━━━ THE RECORDS ━━━

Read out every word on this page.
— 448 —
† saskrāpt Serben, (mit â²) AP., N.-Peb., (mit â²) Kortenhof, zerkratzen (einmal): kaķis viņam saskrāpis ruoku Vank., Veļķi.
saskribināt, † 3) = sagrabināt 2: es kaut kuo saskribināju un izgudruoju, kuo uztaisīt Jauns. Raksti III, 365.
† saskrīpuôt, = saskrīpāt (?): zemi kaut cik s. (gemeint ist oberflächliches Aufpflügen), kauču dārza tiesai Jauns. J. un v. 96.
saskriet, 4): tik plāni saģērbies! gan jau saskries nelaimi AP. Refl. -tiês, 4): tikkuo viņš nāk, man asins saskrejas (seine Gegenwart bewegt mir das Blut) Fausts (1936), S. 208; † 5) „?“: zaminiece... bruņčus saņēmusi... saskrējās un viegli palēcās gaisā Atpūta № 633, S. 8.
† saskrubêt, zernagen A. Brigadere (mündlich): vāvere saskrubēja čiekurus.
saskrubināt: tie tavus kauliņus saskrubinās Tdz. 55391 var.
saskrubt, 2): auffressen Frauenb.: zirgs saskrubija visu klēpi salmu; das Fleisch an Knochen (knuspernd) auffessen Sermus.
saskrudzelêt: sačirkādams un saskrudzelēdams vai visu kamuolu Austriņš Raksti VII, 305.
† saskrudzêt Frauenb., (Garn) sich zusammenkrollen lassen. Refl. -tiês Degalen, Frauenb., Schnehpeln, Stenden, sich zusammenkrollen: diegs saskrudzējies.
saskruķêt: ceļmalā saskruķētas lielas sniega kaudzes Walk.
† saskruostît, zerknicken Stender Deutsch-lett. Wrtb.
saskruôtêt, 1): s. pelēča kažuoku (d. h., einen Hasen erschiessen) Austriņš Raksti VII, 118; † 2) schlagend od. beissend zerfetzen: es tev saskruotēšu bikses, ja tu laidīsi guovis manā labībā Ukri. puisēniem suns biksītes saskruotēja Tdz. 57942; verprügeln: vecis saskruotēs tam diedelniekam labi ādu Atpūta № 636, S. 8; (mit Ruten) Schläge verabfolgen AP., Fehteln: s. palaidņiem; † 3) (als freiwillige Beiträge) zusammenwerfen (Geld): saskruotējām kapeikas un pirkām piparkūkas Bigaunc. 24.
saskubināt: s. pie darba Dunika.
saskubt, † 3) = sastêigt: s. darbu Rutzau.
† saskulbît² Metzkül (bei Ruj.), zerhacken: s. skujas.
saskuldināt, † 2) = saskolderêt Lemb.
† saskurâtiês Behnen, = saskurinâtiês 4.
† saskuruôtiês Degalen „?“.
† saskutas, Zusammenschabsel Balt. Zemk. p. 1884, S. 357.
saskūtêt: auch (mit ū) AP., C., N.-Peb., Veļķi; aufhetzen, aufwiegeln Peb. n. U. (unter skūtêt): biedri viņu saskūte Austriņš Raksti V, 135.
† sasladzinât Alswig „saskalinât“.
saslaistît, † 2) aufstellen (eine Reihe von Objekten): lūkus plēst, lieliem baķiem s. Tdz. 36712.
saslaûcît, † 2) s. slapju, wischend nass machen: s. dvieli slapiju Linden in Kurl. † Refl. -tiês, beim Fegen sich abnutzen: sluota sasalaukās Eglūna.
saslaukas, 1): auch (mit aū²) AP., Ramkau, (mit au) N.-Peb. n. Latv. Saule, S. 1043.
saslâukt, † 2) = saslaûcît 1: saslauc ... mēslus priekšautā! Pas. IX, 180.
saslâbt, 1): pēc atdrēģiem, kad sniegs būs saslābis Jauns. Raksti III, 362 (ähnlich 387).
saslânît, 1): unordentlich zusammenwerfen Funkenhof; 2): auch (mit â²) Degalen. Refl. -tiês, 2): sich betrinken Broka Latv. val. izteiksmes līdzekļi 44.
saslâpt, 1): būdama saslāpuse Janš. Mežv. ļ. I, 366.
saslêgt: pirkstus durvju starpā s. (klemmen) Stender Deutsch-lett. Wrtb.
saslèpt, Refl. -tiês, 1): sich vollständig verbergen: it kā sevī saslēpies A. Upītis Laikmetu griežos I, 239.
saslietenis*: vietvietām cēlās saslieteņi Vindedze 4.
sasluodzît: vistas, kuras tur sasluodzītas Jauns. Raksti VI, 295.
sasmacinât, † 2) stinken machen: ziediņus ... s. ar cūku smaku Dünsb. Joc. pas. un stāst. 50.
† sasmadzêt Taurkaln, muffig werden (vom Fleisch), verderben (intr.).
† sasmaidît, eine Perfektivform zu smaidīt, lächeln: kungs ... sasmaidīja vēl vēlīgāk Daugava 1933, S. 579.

━━━

** WHAT IS BEING ASKED **
Output all of the data again, exactly.

** OUTPUT OF THE TASK **
Read out every word on this page.
— 448 —
† saskrāpt Serben, (mit â²) AP., N.-Peb., (mit â²) Kortenhof, zerkratzen (einmal): kaķis viņam saskrāpis ruoku Vank., Veļķi.
saskribināt, † 3) = sagrabināt 2: es kaut kuo saskribināju un izgudruoju, kuo uztaisīt Jauns. Raksti III, 365.
† saskrīpuôt, = saskrīpāt (?): zemi kaut cik s. (gemeint ist oberflächliches Aufpflügen), kauču dārza tiesai Jauns. J. un v. 96.
saskriet, 4): tik plāni saģērbies! gan jau saskries nelaimi AP. Refl. -tiês, 4): tikkuo viņš nāk, man asins saskrejas (seine Gegenwart bewegt mir das Blut) Fausts (1936), S. 208; † 5) „?“: zaminiece... bruņčus saņēmusi... saskrējās un viegli palēcās gaisā Atpūta № 633, S. 8.
† saskrubêt, zernagen A. Brigadere (mündlich): vāvere saskrubēja čiekurus.
saskrubināt: tie tavus kauliņus saskrubinās Tdz. 55391 var.
saskrubt, 2): auffressen Frauenb.: zirgs saskrubija visu klēpi salmu; das Fleisch an Knochen (knuspernd) auffessen Sermus.
saskrudzelêt: sačirkādams un saskrudzelēdams vai visu kamuolu Austriņš Raksti VII, 305.
† saskrudzêt Frauenb., (Garn) sich zusammenkrollen lassen. Refl. -tiês Degalen, Frauenb., Schnehpeln, Stenden, sich zusammenkrollen: diegs saskrudzējies.
saskruķêt: ceļmalā saskruķētas lielas sniega kaudzes Walk.
† saskruostît, zerknicken Stender Deutsch-lett. Wrtb.
saskruôtêt, 1): s. pelēča kažuoku (d. h., einen Hasen erschiessen) Austriņš Raksti VII, 118; † 2) schlagend od. beissend zerfetzen: es tev saskruotēšu bikses, ja tu laidīsi guovis manā labībā Ukri. puisēniem suns biksītes saskruotēja Tdz. 57942; verprügeln: vecis saskruotēs tam diedelniekam labi ādu Atpūta № 636, S. 8; (mit Ruten) Schläge verabfolgen AP., Fehteln: s. palaidņiem; † 3) (als freiwillige Beiträge) zusammenwerfen (Geld): saskruotējām kapeikas un pirkām piparkūkas Bigaunc. 24.
saskubināt: s. pie darba Dunika.
saskubt, † 3) = sastêigt: s. darbu Rutzau.
† saskulbît² Metzkül (bei Ruj.), zerhacken: s. skujas.
saskuldināt, † 2) = saskolderêt Lemb.
† saskurâtiês Behnen, = saskurinâtiês 4.
† saskuruôtiês Degalen „?“.
† saskutas, Zusammenschabsel Balt. Zemk. p. 1884, S. 357.
saskūtêt: auch (mit ū) AP., C., N.-Peb., Veļķi; aufhetzen, aufwiegeln Peb. n. U. (unter skūtêt): biedri viņu saskūte Austriņš Raksti V, 135.
† sasladzinât Alswig „saskalinât“.
saslaistît, † 2) aufstellen (eine Reihe von Objekten): lūkus plēst, lieliem baķiem s. Tdz. 36712.
saslaûcît, † 2) s. slapju, wischend nass machen: s. dvieli slapiju Linden in Kurl. † Refl. -tiês, beim Fegen sich abnutzen: sluota sasalaukās Eglūna.
saslaukas, 1): auch (mit aū²) AP., Ramkau, (mit au) N.-Peb. n. Latv. Saule, S. 1043.
saslâukt, † 2) = saslaûcît 1: saslauc ... mēslus priekšautā! Pas. IX, 180.
saslâbt, 1): pēc atdrēģiem, kad sniegs būs saslābis Jauns. Raksti III, 362 (ähnlich 387).
saslânît, 1): unordentlich zusammenwerfen Funkenhof; 2): auch (mit â²) Degalen. Refl. -tiês, 2): sich betrinken Broka Latv. val. izteiksmes līdzekļi 44.
saslâpt, 1): būdama saslāpuse Janš. Mežv. ļ. I, 366.
saslêgt: pirkstus durvju starpā s. (klemmen) Stender Deutsch-lett. Wrtb.
saslèpt, Refl. -tiês, 1): sich vollständig verbergen: it kā sevī saslēpies A. Upītis Laikmetu griežos I, 239.
saslietenis*: vietvietām cēlās saslieteņi Vindedze 4.
sasluodzît: vistas, kuras tur sasluodzītas Jauns. Raksti VI, 295.
sasmacinât, † 2) stinken machen: ziediņus ... s. ar cūku smaku Dünsb. Joc. pas. un stāst. 50.
† sasmadzêt Taurkaln, muffig werden (vom Fleisch), verderben (intr.).
† sasmaidît, eine Perfektivform zu smaidīt, lächeln: kungs ... sasmaidīja vēl vēlīgāk Daugava 1933, S. 579.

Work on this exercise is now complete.